**BRIEF**
Identify all lines in the data containing the string "text". Copy them out.

(Saved entries)
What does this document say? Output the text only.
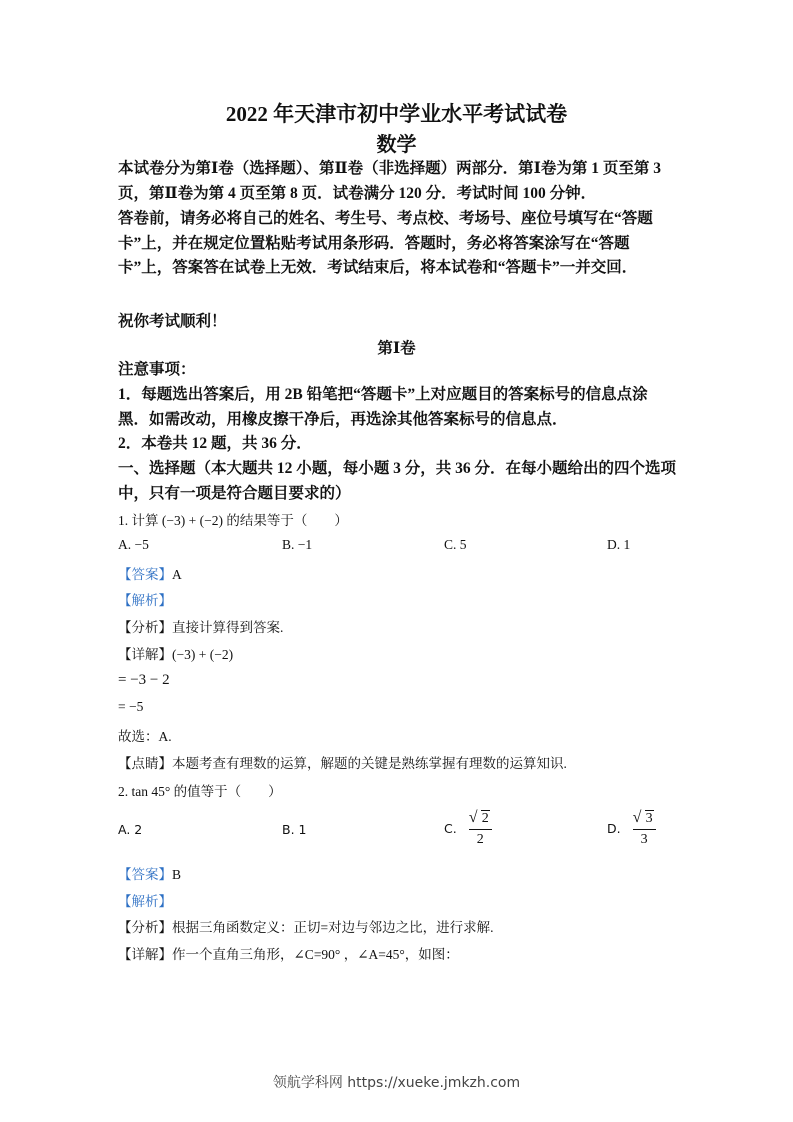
2022 年天津市初中学业水平考试试卷
数学
本试卷分为第Ⅰ卷（选择题）、第Ⅱ卷（非选择题）两部分．第Ⅰ卷为第 1 页至第 3 页，第Ⅱ卷为第 4 页至第 8 页．试卷满分 120 分．考试时间 100 分钟．
答卷前，请务必将自己的姓名、考生号、考点校、考场号、座位号填写在“答题卡”上，并在规定位置粘贴考试用条形码．答题时，务必将答案涂写在“答题卡”上，答案答在试卷上无效．考试结束后，将本试卷和“答题卡”一并交回．
祝你考试顺利！
第Ⅰ卷
注意事项：
1．每题选出答案后，用 2B 铅笔把“答题卡”上对应题目的答案标号的信息点涂黑．如需改动，用橡皮擦干净后，再选涂其他答案标号的信息点．
2．本卷共 12 题，共 36 分．
一、选择题（本大题共 12 小题，每小题 3 分，共 36 分．在每小题给出的四个选项中，只有一项是符合题目要求的）
1. 计算 (−3) + (−2) 的结果等于（　　）
A. −5	B. −1	C. 5	D. 1
【答案】A
【解析】
【分析】直接计算得到答案.
【详解】(−3) + (−2)
= −3 − 2
= −5
故选：A.
【点睛】本题考查有理数的运算，解题的关键是熟练掌握有理数的运算知识.
2. tan 45° 的值等于（　　）
A. 2	B. 1	C. √ $\frac{2}{2}$	D. √ $\frac{3}{3}$
【答案】B
【解析】
【分析】根据三角函数定义：正切=对边与邻边之比，进行求解.
【详解】作一个直角三角形，∠C=90° ，∠A=45°，如图：
领航学科网 https://xueke.jmkzh.com
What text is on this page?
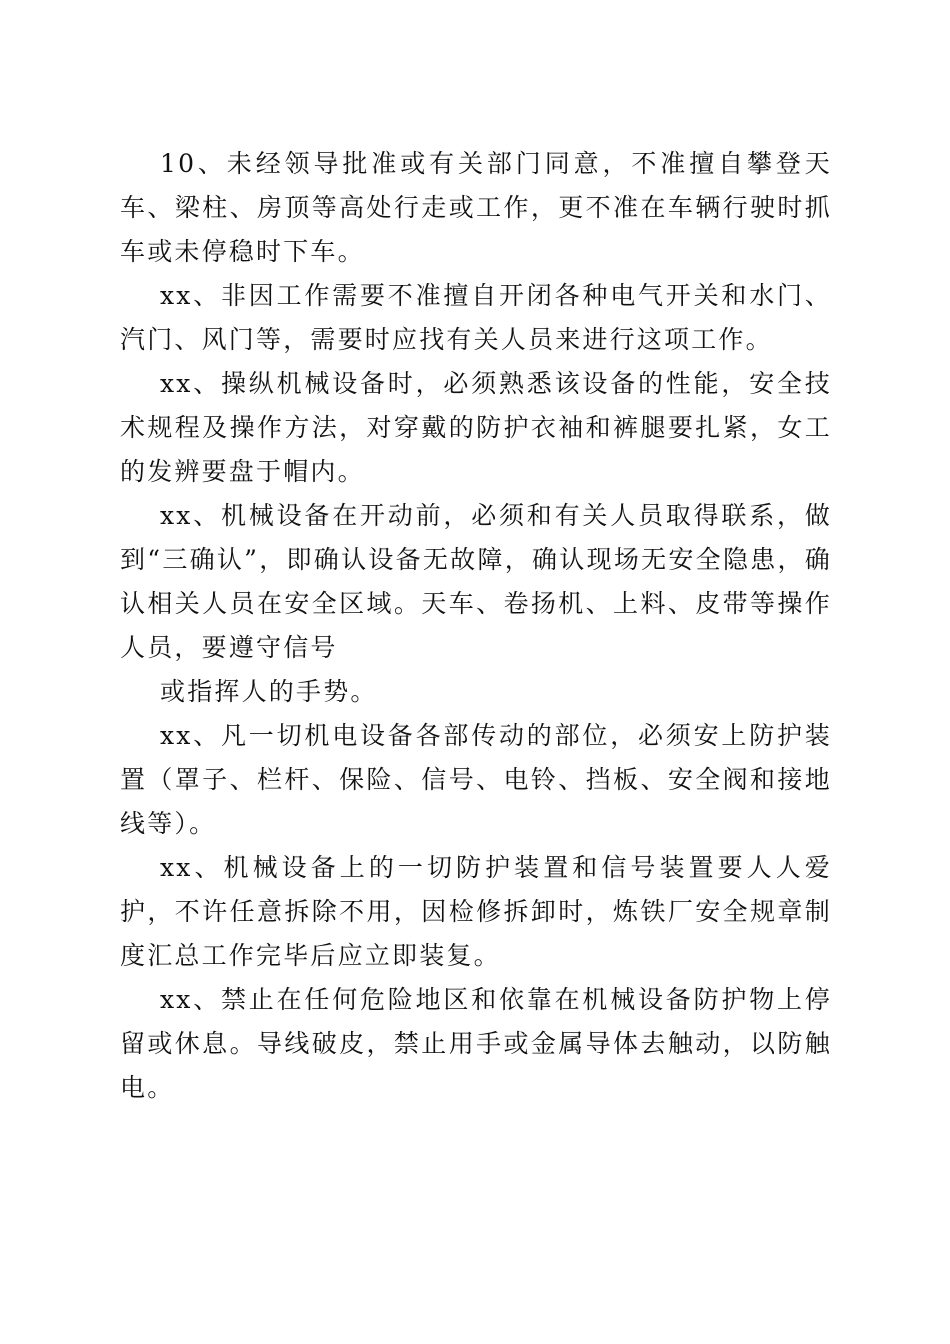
10、未经领导批准或有关部门同意，不准擅自攀登天车、梁柱、房顶等高处行走或工作，更不准在车辆行驶时抓车或未停稳时下车。

xx、非因工作需要不准擅自开闭各种电气开关和水门、汽门、风门等，需要时应找有关人员来进行这项工作。

xx、操纵机械设备时，必须熟悉该设备的性能，安全技术规程及操作方法，对穿戴的防护衣袖和裤腿要扎紧，女工的发辨要盘于帽内。

xx、机械设备在开动前，必须和有关人员取得联系，做到“三确认”，即确认设备无故障，确认现场无安全隐患，确认相关人员在安全区域。天车、卷扬机、上料、皮带等操作人员，要遵守信号

或指挥人的手势。

xx、凡一切机电设备各部传动的部位，必须安上防护装置（罩子、栏杆、保险、信号、电铃、挡板、安全阀和接地线等）。

xx、机械设备上的一切防护装置和信号装置要人人爱护，不许任意拆除不用，因检修拆卸时，炼铁厂安全规章制度汇总工作完毕后应立即装复。

xx、禁止在任何危险地区和依靠在机械设备防护物上停留或休息。导线破皮，禁止用手或金属导体去触动，以防触电。
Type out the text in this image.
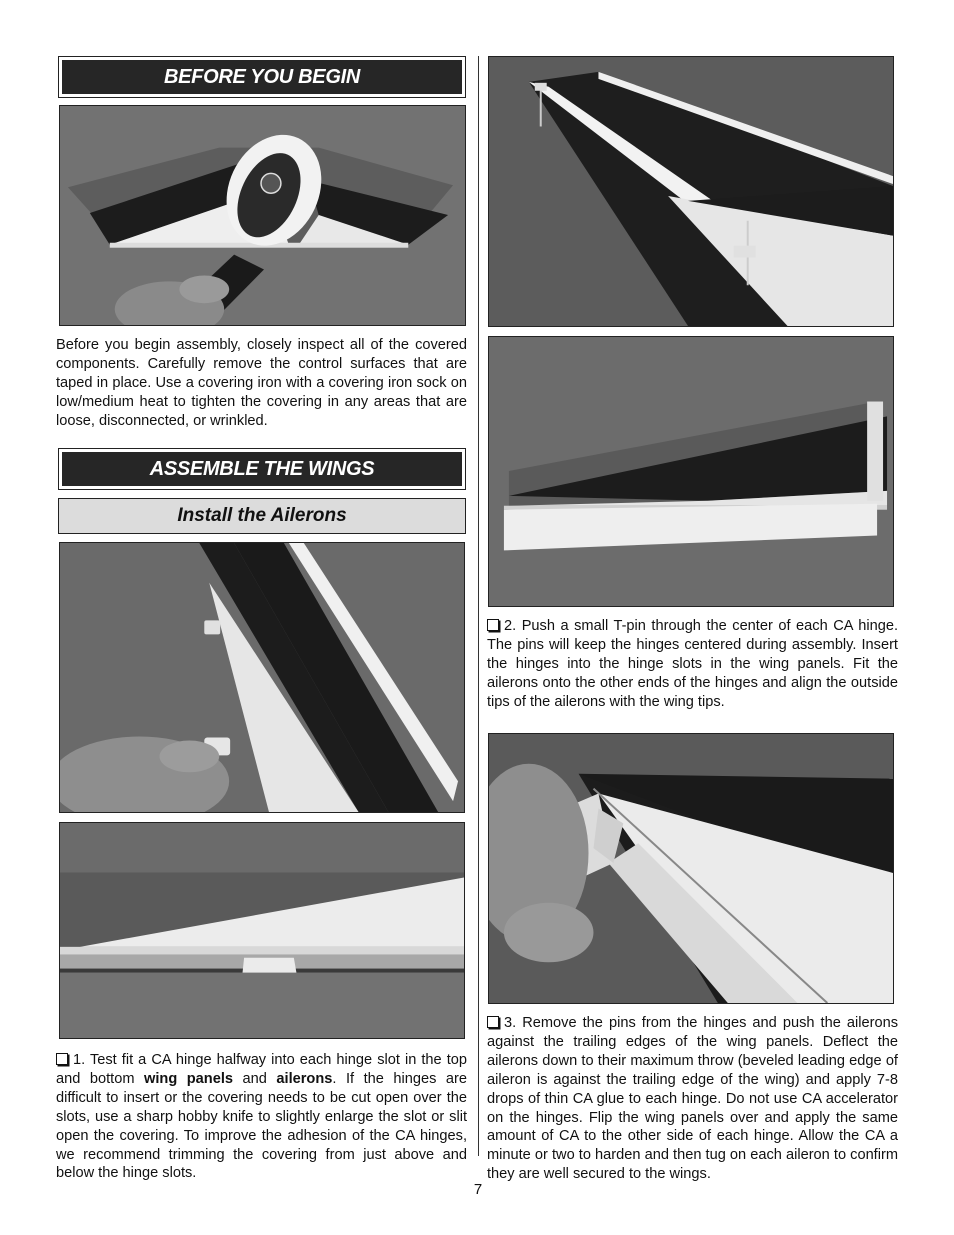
BEFORE YOU BEGIN
Before you begin assembly, closely inspect all of the covered components. Carefully remove the control surfaces that are taped in place. Use a covering iron with a covering iron sock on low/medium heat to tighten the covering in any areas that are loose, disconnected, or wrinkled.
ASSEMBLE THE WINGS
Install the Ailerons
1. Test fit a CA hinge halfway into each hinge slot in the top and bottom wing panels and ailerons. If the hinges are difficult to insert or the covering needs to be cut open over the slots, use a sharp hobby knife to slightly enlarge the slot or slit open the covering. To improve the adhesion of the CA hinges, we recommend trimming the covering from just above and below the hinge slots.
2. Push a small T-pin through the center of each CA hinge. The pins will keep the hinges centered during assembly. Insert the hinges into the hinge slots in the wing panels. Fit the ailerons onto the other ends of the hinges and align the outside tips of the ailerons with the wing tips.
3. Remove the pins from the hinges and push the ailerons against the trailing edges of the wing panels. Deflect the ailerons down to their maximum throw (beveled leading edge of aileron is against the trailing edge of the wing) and apply 7-8 drops of thin CA glue to each hinge. Do not use CA accelerator on the hinges. Flip the wing panels over and apply the same amount of CA to the other side of each hinge. Allow the CA a minute or two to harden and then tug on each aileron to confirm they are well secured to the wings.
7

**RESULT OF THE EXERCISE**
What does this document say? Output the text only.
What text is on this page?
Type out the text in this image.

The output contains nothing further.